Lines of data:
- - -
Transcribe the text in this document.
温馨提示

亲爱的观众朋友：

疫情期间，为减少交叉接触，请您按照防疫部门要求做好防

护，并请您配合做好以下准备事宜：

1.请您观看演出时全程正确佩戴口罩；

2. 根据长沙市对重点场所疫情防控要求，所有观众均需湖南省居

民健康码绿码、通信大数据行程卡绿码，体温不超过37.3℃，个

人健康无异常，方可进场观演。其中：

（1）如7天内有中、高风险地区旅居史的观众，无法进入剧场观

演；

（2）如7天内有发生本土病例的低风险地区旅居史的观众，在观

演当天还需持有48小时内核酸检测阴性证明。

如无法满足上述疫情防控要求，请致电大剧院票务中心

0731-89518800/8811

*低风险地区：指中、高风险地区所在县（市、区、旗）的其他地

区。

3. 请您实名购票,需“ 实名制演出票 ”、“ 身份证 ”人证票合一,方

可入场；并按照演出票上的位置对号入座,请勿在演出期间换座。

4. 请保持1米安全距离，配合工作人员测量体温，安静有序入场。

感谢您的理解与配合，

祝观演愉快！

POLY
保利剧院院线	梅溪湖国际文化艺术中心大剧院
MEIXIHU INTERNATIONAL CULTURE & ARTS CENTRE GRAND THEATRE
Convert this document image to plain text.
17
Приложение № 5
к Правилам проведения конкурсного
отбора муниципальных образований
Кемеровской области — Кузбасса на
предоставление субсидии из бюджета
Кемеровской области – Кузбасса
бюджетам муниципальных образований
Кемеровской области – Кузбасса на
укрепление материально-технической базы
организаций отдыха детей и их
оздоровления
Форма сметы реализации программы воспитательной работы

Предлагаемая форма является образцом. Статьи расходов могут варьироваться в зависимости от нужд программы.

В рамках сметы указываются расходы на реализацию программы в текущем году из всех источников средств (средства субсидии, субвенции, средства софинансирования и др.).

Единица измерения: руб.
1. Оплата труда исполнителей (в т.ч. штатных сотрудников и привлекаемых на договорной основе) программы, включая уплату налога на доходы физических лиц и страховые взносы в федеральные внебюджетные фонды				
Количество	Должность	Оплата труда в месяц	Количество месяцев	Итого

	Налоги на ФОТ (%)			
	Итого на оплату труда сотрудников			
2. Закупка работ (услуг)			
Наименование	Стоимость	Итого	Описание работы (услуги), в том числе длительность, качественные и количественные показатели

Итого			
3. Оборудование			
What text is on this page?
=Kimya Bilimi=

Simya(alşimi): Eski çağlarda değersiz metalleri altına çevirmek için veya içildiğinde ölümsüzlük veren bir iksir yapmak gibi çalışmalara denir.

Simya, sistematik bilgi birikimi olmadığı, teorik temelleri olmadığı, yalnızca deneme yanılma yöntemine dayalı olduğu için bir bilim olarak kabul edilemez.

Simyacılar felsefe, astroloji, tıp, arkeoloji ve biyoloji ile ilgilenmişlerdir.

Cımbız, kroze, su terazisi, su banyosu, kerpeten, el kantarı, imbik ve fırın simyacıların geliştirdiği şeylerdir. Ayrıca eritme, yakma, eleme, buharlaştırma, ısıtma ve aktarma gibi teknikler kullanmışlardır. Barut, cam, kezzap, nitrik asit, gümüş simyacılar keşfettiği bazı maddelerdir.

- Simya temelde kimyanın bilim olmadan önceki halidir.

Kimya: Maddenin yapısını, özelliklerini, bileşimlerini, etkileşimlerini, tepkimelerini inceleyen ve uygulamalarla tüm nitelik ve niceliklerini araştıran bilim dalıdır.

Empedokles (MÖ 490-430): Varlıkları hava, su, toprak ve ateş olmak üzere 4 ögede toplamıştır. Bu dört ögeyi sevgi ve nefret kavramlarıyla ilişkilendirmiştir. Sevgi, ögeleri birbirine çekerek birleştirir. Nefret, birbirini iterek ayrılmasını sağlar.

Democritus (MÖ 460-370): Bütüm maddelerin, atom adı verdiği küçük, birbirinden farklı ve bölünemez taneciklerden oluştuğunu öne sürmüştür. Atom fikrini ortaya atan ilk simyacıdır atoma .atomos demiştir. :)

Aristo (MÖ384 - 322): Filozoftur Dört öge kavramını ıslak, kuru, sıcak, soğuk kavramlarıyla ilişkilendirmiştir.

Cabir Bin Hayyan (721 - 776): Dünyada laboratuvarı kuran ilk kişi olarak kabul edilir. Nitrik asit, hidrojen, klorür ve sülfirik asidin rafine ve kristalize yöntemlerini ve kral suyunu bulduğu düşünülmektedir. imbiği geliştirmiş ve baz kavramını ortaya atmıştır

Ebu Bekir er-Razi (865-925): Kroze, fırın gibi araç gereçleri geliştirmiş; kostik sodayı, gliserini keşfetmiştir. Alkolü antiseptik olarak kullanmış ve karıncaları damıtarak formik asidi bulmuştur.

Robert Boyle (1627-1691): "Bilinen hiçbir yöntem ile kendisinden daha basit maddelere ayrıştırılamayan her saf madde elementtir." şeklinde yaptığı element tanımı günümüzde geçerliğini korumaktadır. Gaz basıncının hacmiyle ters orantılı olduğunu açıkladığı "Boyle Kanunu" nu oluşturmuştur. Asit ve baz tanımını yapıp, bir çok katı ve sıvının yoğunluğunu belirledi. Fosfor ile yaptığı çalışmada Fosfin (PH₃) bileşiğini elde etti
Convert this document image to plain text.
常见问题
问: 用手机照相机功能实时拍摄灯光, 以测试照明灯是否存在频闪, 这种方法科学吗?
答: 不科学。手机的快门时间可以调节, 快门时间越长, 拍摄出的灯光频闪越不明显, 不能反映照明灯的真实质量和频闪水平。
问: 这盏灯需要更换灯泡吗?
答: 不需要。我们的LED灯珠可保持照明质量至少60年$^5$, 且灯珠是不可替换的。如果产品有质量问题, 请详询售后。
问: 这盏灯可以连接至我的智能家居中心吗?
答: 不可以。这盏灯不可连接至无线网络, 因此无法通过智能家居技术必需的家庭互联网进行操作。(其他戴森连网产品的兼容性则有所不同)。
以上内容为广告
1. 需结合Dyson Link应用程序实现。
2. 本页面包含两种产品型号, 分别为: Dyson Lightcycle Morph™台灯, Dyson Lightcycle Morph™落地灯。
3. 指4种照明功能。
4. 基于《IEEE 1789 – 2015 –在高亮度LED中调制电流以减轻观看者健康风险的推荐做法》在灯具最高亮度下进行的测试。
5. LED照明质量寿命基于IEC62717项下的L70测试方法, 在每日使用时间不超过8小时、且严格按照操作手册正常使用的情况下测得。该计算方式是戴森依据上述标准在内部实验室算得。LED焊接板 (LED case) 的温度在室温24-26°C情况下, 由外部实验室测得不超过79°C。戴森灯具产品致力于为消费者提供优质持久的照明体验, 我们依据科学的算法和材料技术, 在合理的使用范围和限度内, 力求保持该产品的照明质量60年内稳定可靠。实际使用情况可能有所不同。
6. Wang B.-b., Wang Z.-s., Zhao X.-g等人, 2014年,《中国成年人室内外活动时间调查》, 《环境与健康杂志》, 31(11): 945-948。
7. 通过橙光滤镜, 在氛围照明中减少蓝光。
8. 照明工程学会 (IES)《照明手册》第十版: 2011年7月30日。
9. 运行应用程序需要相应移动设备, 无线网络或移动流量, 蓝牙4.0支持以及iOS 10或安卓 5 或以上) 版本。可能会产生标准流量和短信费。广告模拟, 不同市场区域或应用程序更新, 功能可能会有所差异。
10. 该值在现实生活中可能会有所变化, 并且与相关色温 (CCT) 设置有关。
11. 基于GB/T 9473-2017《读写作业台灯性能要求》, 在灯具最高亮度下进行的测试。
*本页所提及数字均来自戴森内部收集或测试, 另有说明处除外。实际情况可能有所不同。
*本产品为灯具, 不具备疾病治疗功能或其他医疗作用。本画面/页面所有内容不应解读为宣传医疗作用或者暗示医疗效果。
- - -
### Written instruction
What is the number of lines in the records that contain the word "kavramlarıyla"? Answer with the number and nothing else.

### Solution for this task
2